_課題一覧_.
**a.** Core Web Vitalsについての文章では、LCPが良好とされるのはページ読み込みが何秒以内に完了した場合か。
**b.** Core Web Vitalsについての文章を、最後の文の後から書き進めること。

Core Web Vitalsは、ユーザーに快適なWeb体験を提供するためにGoogleが提唱している指標です。Google検索セントラルでは以下のように説明されています。

Core Web Vitals は、ページの読み込みパフォーマンス、インタラクティブ性、視覚的安定性に関する実際のユーザー エクスペリエンスを測定する一連の指標です。検索結果でのランキングを上げ、全般的に優れたユーザー エクスペリエンスを提供できるよう、サイト所有者の皆様には、Core Web Vitals を改善することを強くおすすめします。

ここからわかるのは2つ。一つは「ページの読み込み」「インタラクティブ性」「視覚的安定性」の向上がユーザー体験を快適なものにすること。もう一つは、Core Web Vitals を改善しないと、検索結果に影響するということです。この点は「Core Web Vitals を改善することを強くおすすめします」の一文から伺えます。

単純に考えて、ページ読み込みが早く、反応が良くて、崩れなどの違和感がないページは、ユーザーにとって快適に違いありません。Googleが一貫して掲げている「ユーザーファースト」の姿勢にもしっかりと合致します。「ただの指標」と思わず、意識して改善に努めるべきでしょう。

新しく導入される INPとは?

Core Web Vitalsはもともと「LCP」「FID」「CLS」の3つの指標で計測されていました。

LCP(Largest Contentful Paint) 読み込みのパフォーマンスを測定するための指標。2.5秒以内でページ読み込みが完了すれば良好。
FID(First Input Delay) インタラクティブ性を測定するための指標。ユーザーが最初にページ内でクリックなどのアクションを行った際、ブラウザが反応するのにかかった時間。100 ミリ秒以下で応答できれば良好。

_記録の抜粋_.
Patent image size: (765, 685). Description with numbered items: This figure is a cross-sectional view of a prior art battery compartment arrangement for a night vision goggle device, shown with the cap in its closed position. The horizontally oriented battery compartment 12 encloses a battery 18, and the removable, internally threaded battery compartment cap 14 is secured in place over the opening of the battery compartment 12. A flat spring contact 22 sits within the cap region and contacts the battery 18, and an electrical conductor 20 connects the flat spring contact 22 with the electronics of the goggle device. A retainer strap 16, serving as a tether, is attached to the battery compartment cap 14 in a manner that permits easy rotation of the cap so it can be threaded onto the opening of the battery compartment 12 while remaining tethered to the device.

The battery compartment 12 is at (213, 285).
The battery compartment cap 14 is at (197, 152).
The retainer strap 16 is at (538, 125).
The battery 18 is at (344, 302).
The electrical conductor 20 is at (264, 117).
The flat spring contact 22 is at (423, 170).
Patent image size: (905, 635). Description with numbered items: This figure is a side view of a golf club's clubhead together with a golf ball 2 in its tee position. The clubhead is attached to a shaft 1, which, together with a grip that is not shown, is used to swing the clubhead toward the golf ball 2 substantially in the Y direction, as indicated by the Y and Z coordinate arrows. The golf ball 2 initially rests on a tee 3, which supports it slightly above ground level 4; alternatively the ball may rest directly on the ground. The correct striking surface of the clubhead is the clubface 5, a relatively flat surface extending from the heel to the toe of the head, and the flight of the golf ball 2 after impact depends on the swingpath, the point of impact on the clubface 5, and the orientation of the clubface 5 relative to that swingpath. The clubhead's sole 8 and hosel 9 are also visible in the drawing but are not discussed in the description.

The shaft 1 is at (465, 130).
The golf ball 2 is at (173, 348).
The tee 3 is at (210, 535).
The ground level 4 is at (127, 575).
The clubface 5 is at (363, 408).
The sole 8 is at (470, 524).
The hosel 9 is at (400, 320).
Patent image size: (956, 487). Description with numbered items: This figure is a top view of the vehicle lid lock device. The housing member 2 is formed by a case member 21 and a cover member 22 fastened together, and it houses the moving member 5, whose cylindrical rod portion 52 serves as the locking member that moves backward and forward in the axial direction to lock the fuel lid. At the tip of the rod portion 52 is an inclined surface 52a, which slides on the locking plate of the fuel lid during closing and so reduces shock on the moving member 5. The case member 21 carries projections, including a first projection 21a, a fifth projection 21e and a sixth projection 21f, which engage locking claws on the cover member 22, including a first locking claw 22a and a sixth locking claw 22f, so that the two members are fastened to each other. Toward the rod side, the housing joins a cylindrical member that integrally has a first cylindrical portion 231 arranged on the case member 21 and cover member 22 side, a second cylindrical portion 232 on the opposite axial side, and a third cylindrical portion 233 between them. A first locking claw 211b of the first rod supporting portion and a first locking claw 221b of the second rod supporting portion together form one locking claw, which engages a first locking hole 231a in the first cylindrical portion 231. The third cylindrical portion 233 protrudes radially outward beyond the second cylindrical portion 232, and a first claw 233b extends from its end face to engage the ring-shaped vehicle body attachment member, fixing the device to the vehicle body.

_各課題の解答_.
**a.** 2.5秒以内。

**b.**
CLS(Cumulative Layout Shift) 視覚的な安定性を測定するための指標。ページを読み込んでから表示されるまでに生じる「レイアウトのずれ」のこと。CLS を 0.1 以下に維持できれば良好。

この中のFIDに変わり、INP( Interaction to Next Paint )が導入されます。完全に置き換わるのは2024年3月からです。

INPの数値が表しているのは、操作してから反応が現れるまでの「タイムラグ」です。ユーザーが操作してからシステムが反応する前に生じた遅延を示す指標なので、数字は小さい方がベター。クリックしても反応が現れず、再度クリックしてしまうようなケースは好ましくなく、INPは高い数値を示します。200ms以下なら良好です。

INPとFIDは何が違う?

INPもFIDも、ユーザーのアクションからブラウザが反応するまでの時間を計測しています。この点では同じですが、以下の点が違います。

  • FID:ユーザーがページ内で最初に行ったアクションについて計測
  • INP:ユーザーがページ内で行ったすべてのアクションについて計測。もっとも遅かったものをINPとする

FIDは「first」とついているだけに、ページに来て最初のアクション限定で数値を計測します。たしかに最初の印象は重要ですが、ユーザーはその後もページ内でさまざまなアクションを行うので、計測はすべてのアクションで行った方がいいですよね。

Core Web Vitalをチェックしてみよう

Core Web Vitalsの指標は「サーチコンソール」「PageSpeed Insights」「Web Vitals」で計測できます。まずはいずれかを使って、現状を把握しましょう。

サーチコンソール

ダッシュボード左側の「ウェブに関する主な指標」をクリックすると以下の画面になり、「モバイル」「PC」に分けてCore Web Vitalsが見られます。問題があるようなら、各レポートの右上にある「レポートを開く」をクリックしてください。どのページにどんな問題があるのかまでわかります。

サーチコンソール「ウェブに関する主な指標」

PageSpeed Insights

PageSpeed Insightsは、さらに簡単にわかりやすくCore Web Vitalsが計測できます。PageSpeed Insightsのページにアクセスして、計測したいWebページのURLを枠に入れて「分析」ボタンをクリックするだけ。

すると、以下のような画面で3つの指標の数値がわかるほか、全体としての評価もみられます。下の画像ではすでにINPが計測されているほか、全体の評価は「合格」となっていますね。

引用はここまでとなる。